• [DIRECTIONS FOR THIS TASK]: Express the entire listing below as a two-column CSV with the columns instruction and output. Each row should hold one instruction and its full answer, both as quoted fields with line breaks replaced by spaces.

= = = = = = =

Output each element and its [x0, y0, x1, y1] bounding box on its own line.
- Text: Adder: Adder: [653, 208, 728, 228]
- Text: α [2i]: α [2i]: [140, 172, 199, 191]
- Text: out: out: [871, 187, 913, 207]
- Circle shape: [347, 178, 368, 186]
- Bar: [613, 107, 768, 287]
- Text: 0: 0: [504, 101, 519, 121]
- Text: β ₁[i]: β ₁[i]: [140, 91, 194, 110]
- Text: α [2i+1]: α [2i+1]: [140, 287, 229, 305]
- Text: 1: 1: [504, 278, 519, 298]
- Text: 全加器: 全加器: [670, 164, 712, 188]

= = = = = = =

• [SOLUTION TO THE EXERCISE]:
instruction,output
"Output each element and its [x0, y0, x1, y1] bounding box on its own line.","- Text: Adder: Adder: [653, 208, 728, 228] - Text: α [2i]: α [2i]: [140, 172, 199, 191] - Text: out: out: [871, 187, 913, 207] - Circle shape: [347, 178, 368, 186] - Bar: [613, 107, 768, 287] - Text: 0: 0: [504, 101, 519, 121] - Text: β ₁[i]: β ₁[i]: [140, 91, 194, 110] - Text: α [2i+1]: α [2i+1]: [140, 287, 229, 305] - Text: 1: 1: [504, 278, 519, 298] - Text: 全加器: 全加器: [670, 164, 712, 188]"